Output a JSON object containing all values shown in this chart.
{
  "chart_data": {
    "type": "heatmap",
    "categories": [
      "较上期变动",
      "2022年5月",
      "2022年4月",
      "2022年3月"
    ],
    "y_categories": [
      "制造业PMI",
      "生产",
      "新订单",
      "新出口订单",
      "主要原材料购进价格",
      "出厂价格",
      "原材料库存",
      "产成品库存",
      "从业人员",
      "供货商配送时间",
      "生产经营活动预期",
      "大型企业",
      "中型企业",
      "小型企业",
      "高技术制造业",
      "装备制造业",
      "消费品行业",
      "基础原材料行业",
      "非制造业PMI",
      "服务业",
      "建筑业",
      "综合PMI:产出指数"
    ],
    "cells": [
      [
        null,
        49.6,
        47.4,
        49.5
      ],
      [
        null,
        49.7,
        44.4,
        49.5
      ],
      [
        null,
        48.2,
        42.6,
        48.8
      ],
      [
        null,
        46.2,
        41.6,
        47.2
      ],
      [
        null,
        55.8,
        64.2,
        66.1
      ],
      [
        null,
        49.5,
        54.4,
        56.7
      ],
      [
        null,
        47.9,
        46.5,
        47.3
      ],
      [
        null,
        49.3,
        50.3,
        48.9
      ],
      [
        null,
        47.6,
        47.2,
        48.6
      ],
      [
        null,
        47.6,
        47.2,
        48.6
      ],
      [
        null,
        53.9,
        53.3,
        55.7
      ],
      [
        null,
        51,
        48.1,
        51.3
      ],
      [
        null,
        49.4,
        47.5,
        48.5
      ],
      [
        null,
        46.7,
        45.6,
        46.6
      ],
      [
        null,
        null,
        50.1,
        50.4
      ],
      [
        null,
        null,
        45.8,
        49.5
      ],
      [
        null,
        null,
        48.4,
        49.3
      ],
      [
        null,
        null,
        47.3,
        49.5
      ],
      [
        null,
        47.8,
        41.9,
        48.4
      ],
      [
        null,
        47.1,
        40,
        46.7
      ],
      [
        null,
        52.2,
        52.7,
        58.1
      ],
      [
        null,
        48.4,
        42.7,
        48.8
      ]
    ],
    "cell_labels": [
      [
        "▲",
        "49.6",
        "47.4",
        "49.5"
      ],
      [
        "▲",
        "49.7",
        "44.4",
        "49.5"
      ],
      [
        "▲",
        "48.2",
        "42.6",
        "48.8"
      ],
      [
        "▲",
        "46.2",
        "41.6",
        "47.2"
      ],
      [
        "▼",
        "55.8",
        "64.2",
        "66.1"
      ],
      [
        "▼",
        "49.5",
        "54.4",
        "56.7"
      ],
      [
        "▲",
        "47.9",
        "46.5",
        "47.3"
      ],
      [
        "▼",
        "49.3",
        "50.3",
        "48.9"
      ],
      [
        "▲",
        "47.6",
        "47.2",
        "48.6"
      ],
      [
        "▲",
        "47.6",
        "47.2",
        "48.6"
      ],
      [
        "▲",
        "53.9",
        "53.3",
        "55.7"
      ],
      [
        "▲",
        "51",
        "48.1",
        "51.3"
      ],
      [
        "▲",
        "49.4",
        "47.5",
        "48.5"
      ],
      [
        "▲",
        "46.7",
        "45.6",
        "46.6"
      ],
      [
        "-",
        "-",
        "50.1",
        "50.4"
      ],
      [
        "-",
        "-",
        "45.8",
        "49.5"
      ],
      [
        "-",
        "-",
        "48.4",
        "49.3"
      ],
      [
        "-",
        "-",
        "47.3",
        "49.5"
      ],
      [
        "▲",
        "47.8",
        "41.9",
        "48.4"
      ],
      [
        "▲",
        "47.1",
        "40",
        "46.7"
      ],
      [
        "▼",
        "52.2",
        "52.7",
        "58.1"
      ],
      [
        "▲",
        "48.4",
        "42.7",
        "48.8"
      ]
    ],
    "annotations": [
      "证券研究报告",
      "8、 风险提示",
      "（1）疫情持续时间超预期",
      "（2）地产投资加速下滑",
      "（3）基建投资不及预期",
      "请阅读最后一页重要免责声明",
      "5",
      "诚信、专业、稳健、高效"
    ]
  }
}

....

Write out the listing once more, matching it exactly.

◆ **Response**
Output a JSON object containing all values shown in this chart.
{
  "chart_data": {
    "type": "heatmap",
    "categories": [
      "较上期变动",
      "2022年5月",
      "2022年4月",
      "2022年3月"
    ],
    "y_categories": [
      "制造业PMI",
      "生产",
      "新订单",
      "新出口订单",
      "主要原材料购进价格",
      "出厂价格",
      "原材料库存",
      "产成品库存",
      "从业人员",
      "供货商配送时间",
      "生产经营活动预期",
      "大型企业",
      "中型企业",
      "小型企业",
      "高技术制造业",
      "装备制造业",
      "消费品行业",
      "基础原材料行业",
      "非制造业PMI",
      "服务业",
      "建筑业",
      "综合PMI:产出指数"
    ],
    "cells": [
      [
        null,
        49.6,
        47.4,
        49.5
      ],
      [
        null,
        49.7,
        44.4,
        49.5
      ],
      [
        null,
        48.2,
        42.6,
        48.8
      ],
      [
        null,
        46.2,
        41.6,
        47.2
      ],
      [
        null,
        55.8,
        64.2,
        66.1
      ],
      [
        null,
        49.5,
        54.4,
        56.7
      ],
      [
        null,
        47.9,
        46.5,
        47.3
      ],
      [
        null,
        49.3,
        50.3,
        48.9
      ],
      [
        null,
        47.6,
        47.2,
        48.6
      ],
      [
        null,
        47.6,
        47.2,
        48.6
      ],
      [
        null,
        53.9,
        53.3,
        55.7
      ],
      [
        null,
        51,
        48.1,
        51.3
      ],
      [
        null,
        49.4,
        47.5,
        48.5
      ],
      [
        null,
        46.7,
        45.6,
        46.6
      ],
      [
        null,
        null,
        50.1,
        50.4
      ],
      [
        null,
        null,
        45.8,
        49.5
      ],
      [
        null,
        null,
        48.4,
        49.3
      ],
      [
        null,
        null,
        47.3,
        49.5
      ],
      [
        null,
        47.8,
        41.9,
        48.4
      ],
      [
        null,
        47.1,
        40,
        46.7
      ],
      [
        null,
        52.2,
        52.7,
        58.1
      ],
      [
        null,
        48.4,
        42.7,
        48.8
      ]
    ],
    "cell_labels": [
      [
        "▲",
        "49.6",
        "47.4",
        "49.5"
      ],
      [
        "▲",
        "49.7",
        "44.4",
        "49.5"
      ],
      [
        "▲",
        "48.2",
        "42.6",
        "48.8"
      ],
      [
        "▲",
        "46.2",
        "41.6",
        "47.2"
      ],
      [
        "▼",
        "55.8",
        "64.2",
        "66.1"
      ],
      [
        "▼",
        "49.5",
        "54.4",
        "56.7"
      ],
      [
        "▲",
        "47.9",
        "46.5",
        "47.3"
      ],
      [
        "▼",
        "49.3",
        "50.3",
        "48.9"
      ],
      [
        "▲",
        "47.6",
        "47.2",
        "48.6"
      ],
      [
        "▲",
        "47.6",
        "47.2",
        "48.6"
      ],
      [
        "▲",
        "53.9",
        "53.3",
        "55.7"
      ],
      [
        "▲",
        "51",
        "48.1",
        "51.3"
      ],
      [
        "▲",
        "49.4",
        "47.5",
        "48.5"
      ],
      [
        "▲",
        "46.7",
        "45.6",
        "46.6"
      ],
      [
        "-",
        "-",
        "50.1",
        "50.4"
      ],
      [
        "-",
        "-",
        "45.8",
        "49.5"
      ],
      [
        "-",
        "-",
        "48.4",
        "49.3"
      ],
      [
        "-",
        "-",
        "47.3",
        "49.5"
      ],
      [
        "▲",
        "47.8",
        "41.9",
        "48.4"
      ],
      [
        "▲",
        "47.1",
        "40",
        "46.7"
      ],
      [
        "▼",
        "52.2",
        "52.7",
        "58.1"
      ],
      [
        "▲",
        "48.4",
        "42.7",
        "48.8"
      ]
    ],
    "annotations": [
      "证券研究报告",
      "8、 风险提示",
      "（1）疫情持续时间超预期",
      "（2）地产投资加速下滑",
      "（3）基建投资不及预期",
      "请阅读最后一页重要免责声明",
      "5",
      "诚信、专业、稳健、高效"
    ]
  }
}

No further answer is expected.